** START EXERCISE DATA **

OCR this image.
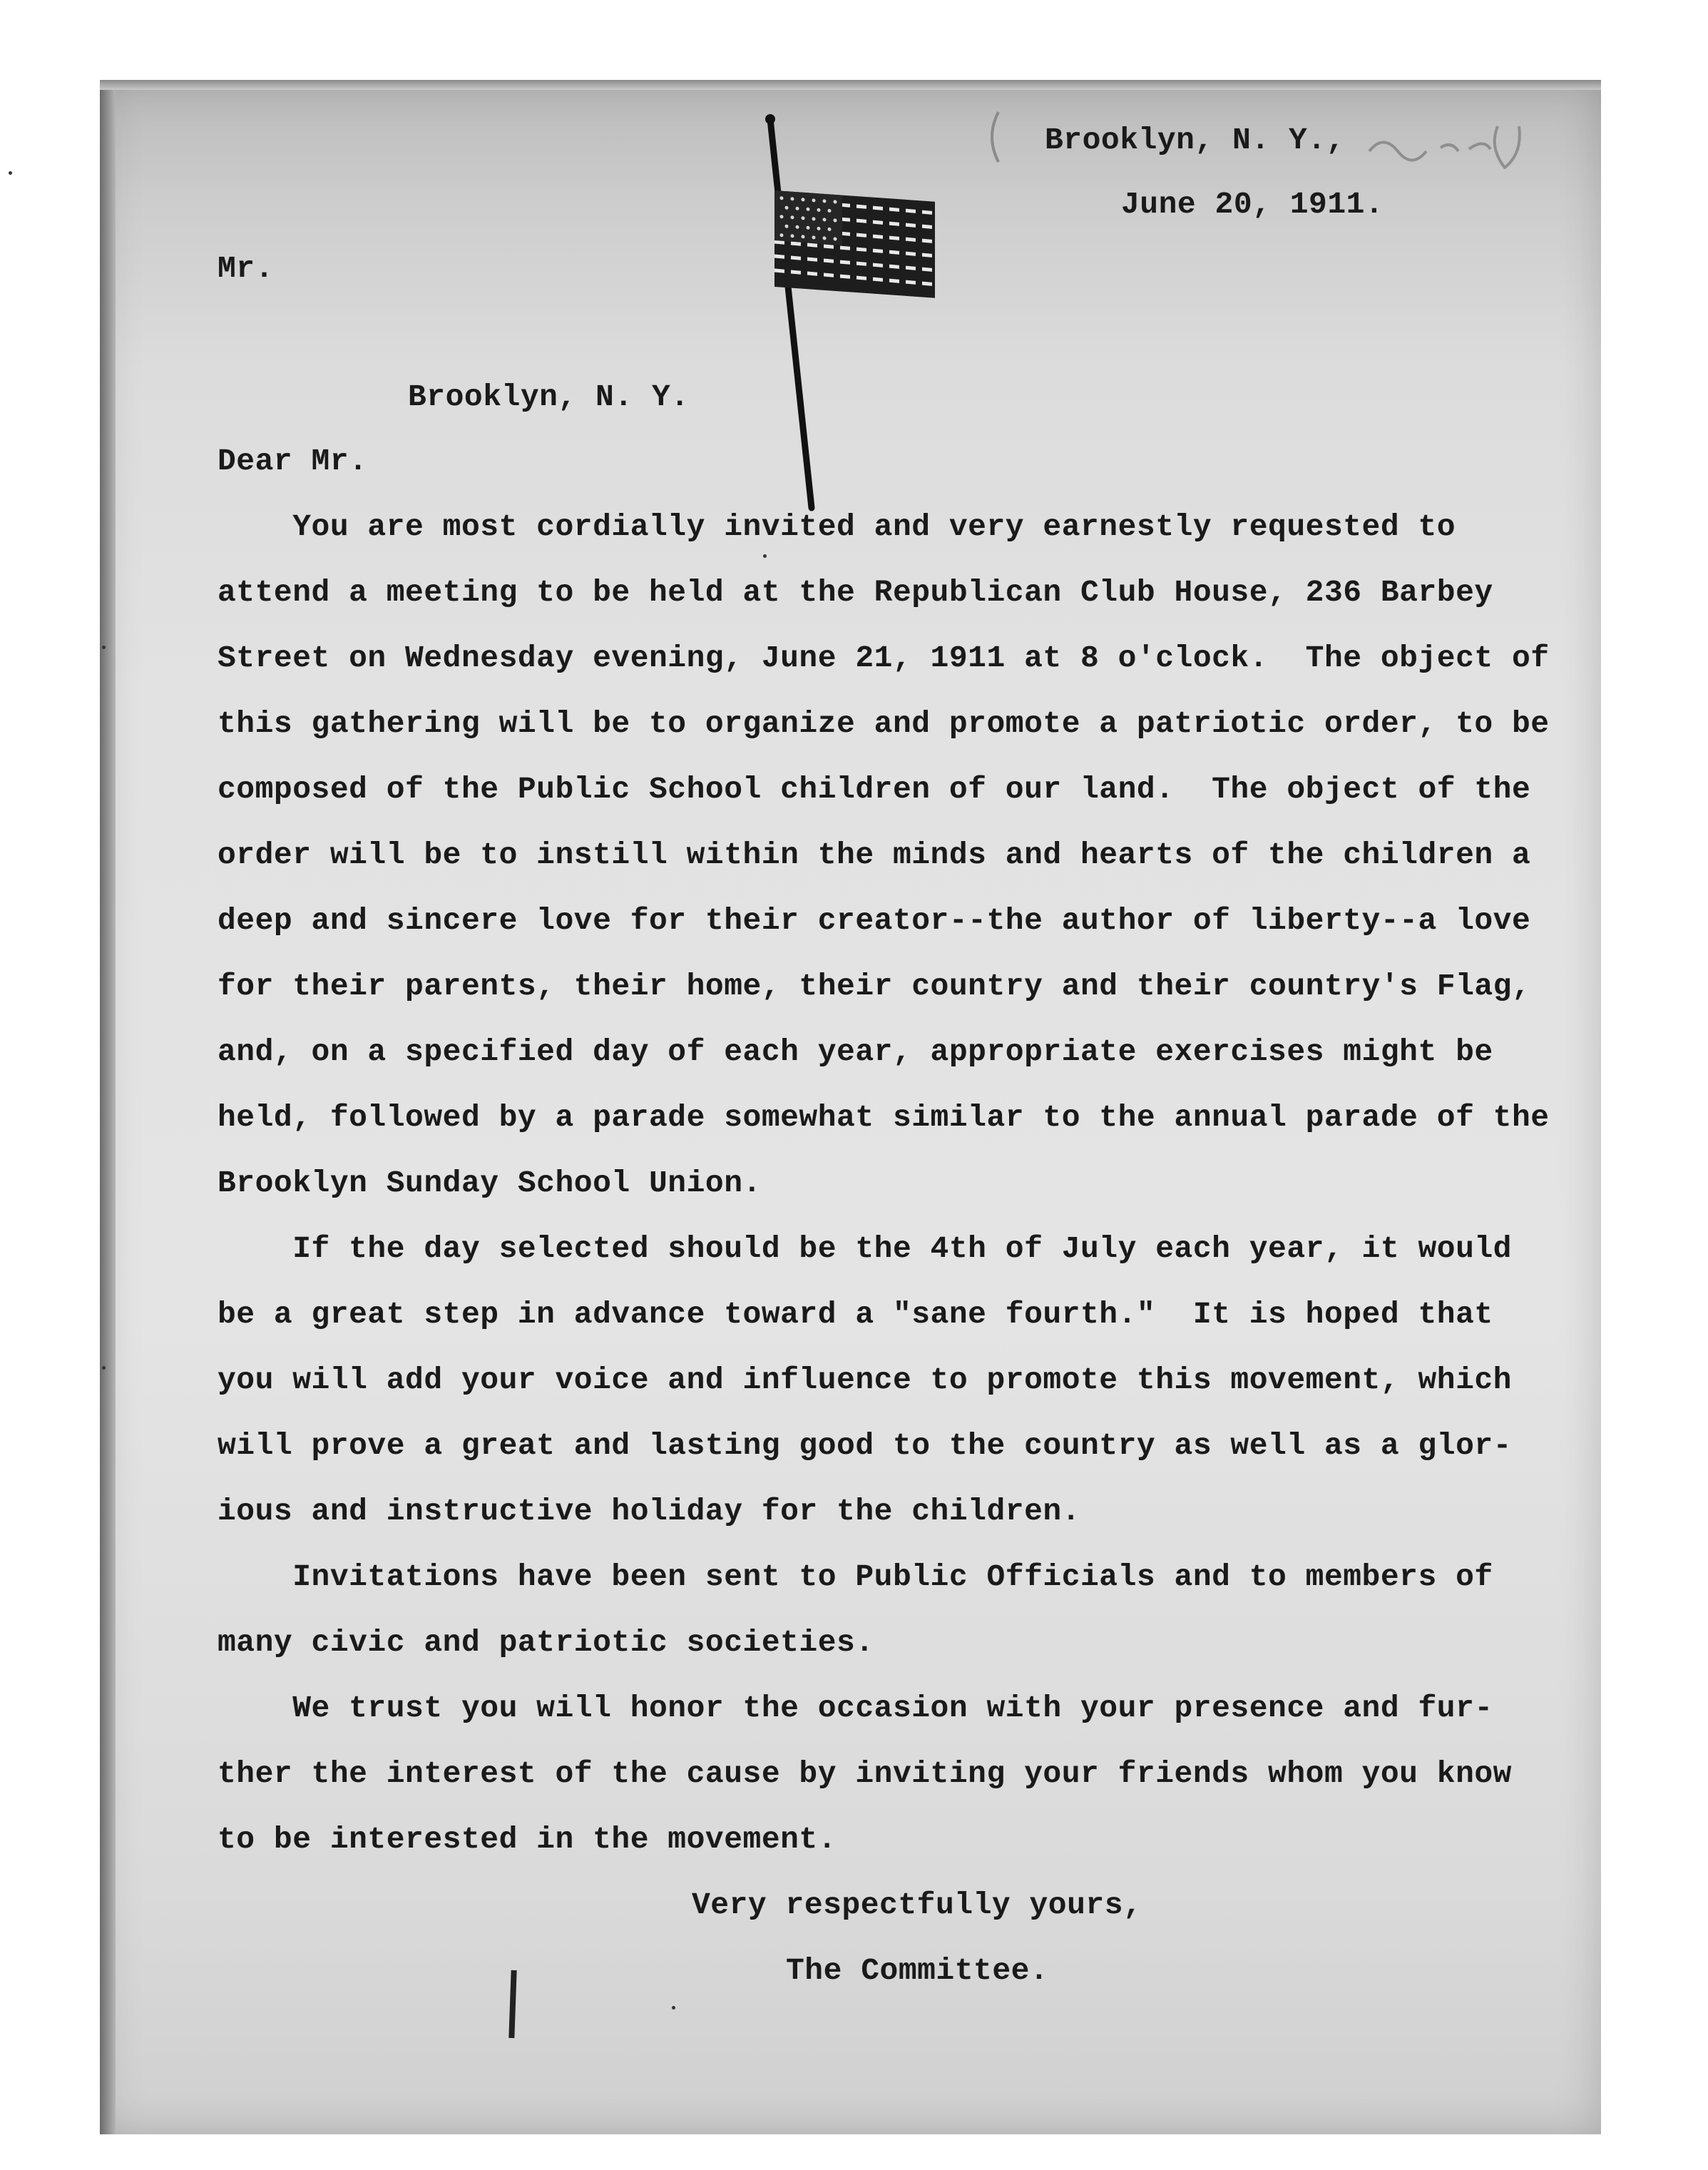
Brooklyn, N. Y.,
June 20, 1911.
Mr.
Brooklyn, N. Y.
Dear Mr.
You are most cordially invited and very earnestly requested to
attend a meeting to be held at the Republican Club House, 236 Barbey
Street on Wednesday evening, June 21, 1911 at 8 o'clock.  The object of
this gathering will be to organize and promote a patriotic order, to be
composed of the Public School children of our land.  The object of the
order will be to instill within the minds and hearts of the children a
deep and sincere love for their creator--the author of liberty--a love
for their parents, their home, their country and their country's Flag,
and, on a specified day of each year, appropriate exercises might be
held, followed by a parade somewhat similar to the annual parade of the
Brooklyn Sunday School Union.
If the day selected should be the 4th of July each year, it would
be a great step in advance toward a "sane fourth."  It is hoped that
you will add your voice and influence to promote this movement, which
will prove a great and lasting good to the country as well as a glor-
ious and instructive holiday for the children.
Invitations have been sent to Public Officials and to members of
many civic and patriotic societies.
We trust you will honor the occasion with your presence and fur-
ther the interest of the cause by inviting your friends whom you know
to be interested in the movement.
Very respectfully yours,
The Committee.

** END EXERCISE DATA **

> _STATED PROBLEM_
Leave out the pictures and transcribe everything else exactly.

> _SOLUTION FOR THIS PROBLEM_
OCR this image.
Brooklyn, N. Y.,
June 20, 1911.
Mr.
Brooklyn, N. Y.
Dear Mr.
You are most cordially invited and very earnestly requested to
attend a meeting to be held at the Republican Club House, 236 Barbey
Street on Wednesday evening, June 21, 1911 at 8 o'clock.  The object of
this gathering will be to organize and promote a patriotic order, to be
composed of the Public School children of our land.  The object of the
order will be to instill within the minds and hearts of the children a
deep and sincere love for their creator--the author of liberty--a love
for their parents, their home, their country and their country's Flag,
and, on a specified day of each year, appropriate exercises might be
held, followed by a parade somewhat similar to the annual parade of the
Brooklyn Sunday School Union.
If the day selected should be the 4th of July each year, it would
be a great step in advance toward a "sane fourth."  It is hoped that
you will add your voice and influence to promote this movement, which
will prove a great and lasting good to the country as well as a glor-
ious and instructive holiday for the children.
Invitations have been sent to Public Officials and to members of
many civic and patriotic societies.
We trust you will honor the occasion with your presence and fur-
ther the interest of the cause by inviting your friends whom you know
to be interested in the movement.
Very respectfully yours,
The Committee.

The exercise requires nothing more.